● **Aim of the task**
Copy every line of the listing exactly.

******************************

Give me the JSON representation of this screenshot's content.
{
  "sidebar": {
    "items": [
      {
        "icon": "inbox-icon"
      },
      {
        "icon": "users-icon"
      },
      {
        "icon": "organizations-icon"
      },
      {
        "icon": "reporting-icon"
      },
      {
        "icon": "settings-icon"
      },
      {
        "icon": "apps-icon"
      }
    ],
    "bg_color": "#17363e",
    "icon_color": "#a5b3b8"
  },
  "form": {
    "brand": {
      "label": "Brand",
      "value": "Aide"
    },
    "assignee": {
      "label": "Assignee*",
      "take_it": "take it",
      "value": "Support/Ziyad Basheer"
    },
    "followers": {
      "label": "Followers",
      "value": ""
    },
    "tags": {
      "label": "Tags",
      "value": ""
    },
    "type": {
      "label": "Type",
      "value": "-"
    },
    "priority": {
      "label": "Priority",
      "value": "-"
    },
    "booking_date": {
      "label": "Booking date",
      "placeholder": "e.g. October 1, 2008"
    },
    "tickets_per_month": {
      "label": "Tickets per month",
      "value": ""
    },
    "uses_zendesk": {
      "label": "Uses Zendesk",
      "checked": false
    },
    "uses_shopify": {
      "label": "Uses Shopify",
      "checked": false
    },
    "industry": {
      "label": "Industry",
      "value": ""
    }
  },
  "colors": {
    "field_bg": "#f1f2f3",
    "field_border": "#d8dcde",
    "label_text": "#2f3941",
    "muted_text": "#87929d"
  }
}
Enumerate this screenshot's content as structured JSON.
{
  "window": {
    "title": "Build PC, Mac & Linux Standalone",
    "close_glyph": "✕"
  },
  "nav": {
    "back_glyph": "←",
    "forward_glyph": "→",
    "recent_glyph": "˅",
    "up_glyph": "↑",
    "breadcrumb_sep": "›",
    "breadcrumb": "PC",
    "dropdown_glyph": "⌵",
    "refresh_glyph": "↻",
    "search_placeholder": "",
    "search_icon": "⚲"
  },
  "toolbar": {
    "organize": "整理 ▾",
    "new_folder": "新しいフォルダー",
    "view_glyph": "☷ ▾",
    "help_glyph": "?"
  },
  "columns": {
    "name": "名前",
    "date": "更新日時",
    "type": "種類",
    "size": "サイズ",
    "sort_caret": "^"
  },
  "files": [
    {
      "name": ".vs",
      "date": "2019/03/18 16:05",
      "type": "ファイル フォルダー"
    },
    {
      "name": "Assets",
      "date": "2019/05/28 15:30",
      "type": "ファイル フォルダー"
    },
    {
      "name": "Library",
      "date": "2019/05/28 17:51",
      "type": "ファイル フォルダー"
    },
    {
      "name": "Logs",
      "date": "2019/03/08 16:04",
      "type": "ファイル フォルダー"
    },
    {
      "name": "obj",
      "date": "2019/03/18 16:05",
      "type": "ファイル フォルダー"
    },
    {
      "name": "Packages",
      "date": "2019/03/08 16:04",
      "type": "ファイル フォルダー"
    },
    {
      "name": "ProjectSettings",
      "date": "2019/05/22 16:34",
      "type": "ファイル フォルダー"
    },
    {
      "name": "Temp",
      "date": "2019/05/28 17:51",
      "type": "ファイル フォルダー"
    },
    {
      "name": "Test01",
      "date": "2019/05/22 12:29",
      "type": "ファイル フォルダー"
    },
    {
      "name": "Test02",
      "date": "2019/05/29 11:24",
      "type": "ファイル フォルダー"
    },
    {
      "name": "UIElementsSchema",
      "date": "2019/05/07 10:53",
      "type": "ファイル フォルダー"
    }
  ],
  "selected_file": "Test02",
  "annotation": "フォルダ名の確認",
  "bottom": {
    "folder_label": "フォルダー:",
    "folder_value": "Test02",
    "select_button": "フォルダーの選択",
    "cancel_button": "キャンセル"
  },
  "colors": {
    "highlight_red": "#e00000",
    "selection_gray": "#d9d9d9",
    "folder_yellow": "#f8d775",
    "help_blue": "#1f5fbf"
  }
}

******************************

● **Written response**
Give me the JSON representation of this screenshot's content.
{
  "sidebar": {
    "items": [
      {
        "icon": "inbox-icon"
      },
      {
        "icon": "users-icon"
      },
      {
        "icon": "organizations-icon"
      },
      {
        "icon": "reporting-icon"
      },
      {
        "icon": "settings-icon"
      },
      {
        "icon": "apps-icon"
      }
    ],
    "bg_color": "#17363e",
    "icon_color": "#a5b3b8"
  },
  "form": {
    "brand": {
      "label": "Brand",
      "value": "Aide"
    },
    "assignee": {
      "label": "Assignee*",
      "take_it": "take it",
      "value": "Support/Ziyad Basheer"
    },
    "followers": {
      "label": "Followers",
      "value": ""
    },
    "tags": {
      "label": "Tags",
      "value": ""
    },
    "type": {
      "label": "Type",
      "value": "-"
    },
    "priority": {
      "label": "Priority",
      "value": "-"
    },
    "booking_date": {
      "label": "Booking date",
      "placeholder": "e.g. October 1, 2008"
    },
    "tickets_per_month": {
      "label": "Tickets per month",
      "value": ""
    },
    "uses_zendesk": {
      "label": "Uses Zendesk",
      "checked": false
    },
    "uses_shopify": {
      "label": "Uses Shopify",
      "checked": false
    },
    "industry": {
      "label": "Industry",
      "value": ""
    }
  },
  "colors": {
    "field_bg": "#f1f2f3",
    "field_border": "#d8dcde",
    "label_text": "#2f3941",
    "muted_text": "#87929d"
  }
}
Enumerate this screenshot's content as structured JSON.
{
  "window": {
    "title": "Build PC, Mac & Linux Standalone",
    "close_glyph": "✕"
  },
  "nav": {
    "back_glyph": "←",
    "forward_glyph": "→",
    "recent_glyph": "˅",
    "up_glyph": "↑",
    "breadcrumb_sep": "›",
    "breadcrumb": "PC",
    "dropdown_glyph": "⌵",
    "refresh_glyph": "↻",
    "search_placeholder": "",
    "search_icon": "⚲"
  },
  "toolbar": {
    "organize": "整理 ▾",
    "new_folder": "新しいフォルダー",
    "view_glyph": "☷ ▾",
    "help_glyph": "?"
  },
  "columns": {
    "name": "名前",
    "date": "更新日時",
    "type": "種類",
    "size": "サイズ",
    "sort_caret": "^"
  },
  "files": [
    {
      "name": ".vs",
      "date": "2019/03/18 16:05",
      "type": "ファイル フォルダー"
    },
    {
      "name": "Assets",
      "date": "2019/05/28 15:30",
      "type": "ファイル フォルダー"
    },
    {
      "name": "Library",
      "date": "2019/05/28 17:51",
      "type": "ファイル フォルダー"
    },
    {
      "name": "Logs",
      "date": "2019/03/08 16:04",
      "type": "ファイル フォルダー"
    },
    {
      "name": "obj",
      "date": "2019/03/18 16:05",
      "type": "ファイル フォルダー"
    },
    {
      "name": "Packages",
      "date": "2019/03/08 16:04",
      "type": "ファイル フォルダー"
    },
    {
      "name": "ProjectSettings",
      "date": "2019/05/22 16:34",
      "type": "ファイル フォルダー"
    },
    {
      "name": "Temp",
      "date": "2019/05/28 17:51",
      "type": "ファイル フォルダー"
    },
    {
      "name": "Test01",
      "date": "2019/05/22 12:29",
      "type": "ファイル フォルダー"
    },
    {
      "name": "Test02",
      "date": "2019/05/29 11:24",
      "type": "ファイル フォルダー"
    },
    {
      "name": "UIElementsSchema",
      "date": "2019/05/07 10:53",
      "type": "ファイル フォルダー"
    }
  ],
  "selected_file": "Test02",
  "annotation": "フォルダ名の確認",
  "bottom": {
    "folder_label": "フォルダー:",
    "folder_value": "Test02",
    "select_button": "フォルダーの選択",
    "cancel_button": "キャンセル"
  },
  "colors": {
    "highlight_red": "#e00000",
    "selection_gray": "#d9d9d9",
    "folder_yellow": "#f8d775",
    "help_blue": "#1f5fbf"
  }
}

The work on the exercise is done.